>> Start

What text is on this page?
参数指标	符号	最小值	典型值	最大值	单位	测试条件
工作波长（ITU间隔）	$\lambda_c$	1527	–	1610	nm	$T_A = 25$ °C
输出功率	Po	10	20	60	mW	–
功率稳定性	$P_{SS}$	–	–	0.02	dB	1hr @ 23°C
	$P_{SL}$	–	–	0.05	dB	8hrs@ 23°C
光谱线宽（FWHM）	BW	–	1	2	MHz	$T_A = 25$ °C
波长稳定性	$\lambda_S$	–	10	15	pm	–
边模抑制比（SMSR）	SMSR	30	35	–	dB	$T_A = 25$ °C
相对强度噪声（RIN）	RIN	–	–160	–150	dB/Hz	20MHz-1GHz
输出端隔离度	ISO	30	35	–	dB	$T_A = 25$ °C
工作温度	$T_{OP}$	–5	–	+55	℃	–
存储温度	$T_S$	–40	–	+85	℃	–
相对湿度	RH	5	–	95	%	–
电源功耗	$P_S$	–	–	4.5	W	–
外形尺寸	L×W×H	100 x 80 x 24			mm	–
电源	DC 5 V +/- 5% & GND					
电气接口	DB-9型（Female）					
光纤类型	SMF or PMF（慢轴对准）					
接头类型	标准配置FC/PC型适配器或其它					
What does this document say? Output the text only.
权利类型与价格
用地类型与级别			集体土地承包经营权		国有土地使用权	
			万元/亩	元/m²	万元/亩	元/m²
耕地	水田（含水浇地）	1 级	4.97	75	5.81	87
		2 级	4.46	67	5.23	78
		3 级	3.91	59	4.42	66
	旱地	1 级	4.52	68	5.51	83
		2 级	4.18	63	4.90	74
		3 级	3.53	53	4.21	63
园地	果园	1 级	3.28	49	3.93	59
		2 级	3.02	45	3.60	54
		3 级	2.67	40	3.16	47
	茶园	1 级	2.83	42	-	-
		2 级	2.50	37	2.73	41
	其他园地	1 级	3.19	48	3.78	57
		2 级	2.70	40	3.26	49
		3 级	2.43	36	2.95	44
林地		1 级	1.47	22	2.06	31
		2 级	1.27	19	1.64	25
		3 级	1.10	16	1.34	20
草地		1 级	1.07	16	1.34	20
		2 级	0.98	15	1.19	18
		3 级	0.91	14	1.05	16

>> End

# DIRECTION
Please reproduce each line exactly as written.

# OUTPUT
What text is on this page?
参数指标	符号	最小值	典型值	最大值	单位	测试条件
工作波长（ITU间隔）	$\lambda_c$	1527	–	1610	nm	$T_A = 25$ °C
输出功率	Po	10	20	60	mW	–
功率稳定性	$P_{SS}$	–	–	0.02	dB	1hr @ 23°C
	$P_{SL}$	–	–	0.05	dB	8hrs@ 23°C
光谱线宽（FWHM）	BW	–	1	2	MHz	$T_A = 25$ °C
波长稳定性	$\lambda_S$	–	10	15	pm	–
边模抑制比（SMSR）	SMSR	30	35	–	dB	$T_A = 25$ °C
相对强度噪声（RIN）	RIN	–	–160	–150	dB/Hz	20MHz-1GHz
输出端隔离度	ISO	30	35	–	dB	$T_A = 25$ °C
工作温度	$T_{OP}$	–5	–	+55	℃	–
存储温度	$T_S$	–40	–	+85	℃	–
相对湿度	RH	5	–	95	%	–
电源功耗	$P_S$	–	–	4.5	W	–
外形尺寸	L×W×H	100 x 80 x 24			mm	–
电源	DC 5 V +/- 5% & GND					
电气接口	DB-9型（Female）					
光纤类型	SMF or PMF（慢轴对准）					
接头类型	标准配置FC/PC型适配器或其它					
What does this document say? Output the text only.
权利类型与价格
用地类型与级别			集体土地承包经营权		国有土地使用权	
			万元/亩	元/m²	万元/亩	元/m²
耕地	水田（含水浇地）	1 级	4.97	75	5.81	87
		2 级	4.46	67	5.23	78
		3 级	3.91	59	4.42	66
	旱地	1 级	4.52	68	5.51	83
		2 级	4.18	63	4.90	74
		3 级	3.53	53	4.21	63
园地	果园	1 级	3.28	49	3.93	59
		2 级	3.02	45	3.60	54
		3 级	2.67	40	3.16	47
	茶园	1 级	2.83	42	-	-
		2 级	2.50	37	2.73	41
	其他园地	1 级	3.19	48	3.78	57
		2 级	2.70	40	3.26	49
		3 级	2.43	36	2.95	44
林地		1 级	1.47	22	2.06	31
		2 级	1.27	19	1.64	25
		3 级	1.10	16	1.34	20
草地		1 级	1.07	16	1.34	20
		2 级	0.98	15	1.19	18
		3 级	0.91	14	1.05	16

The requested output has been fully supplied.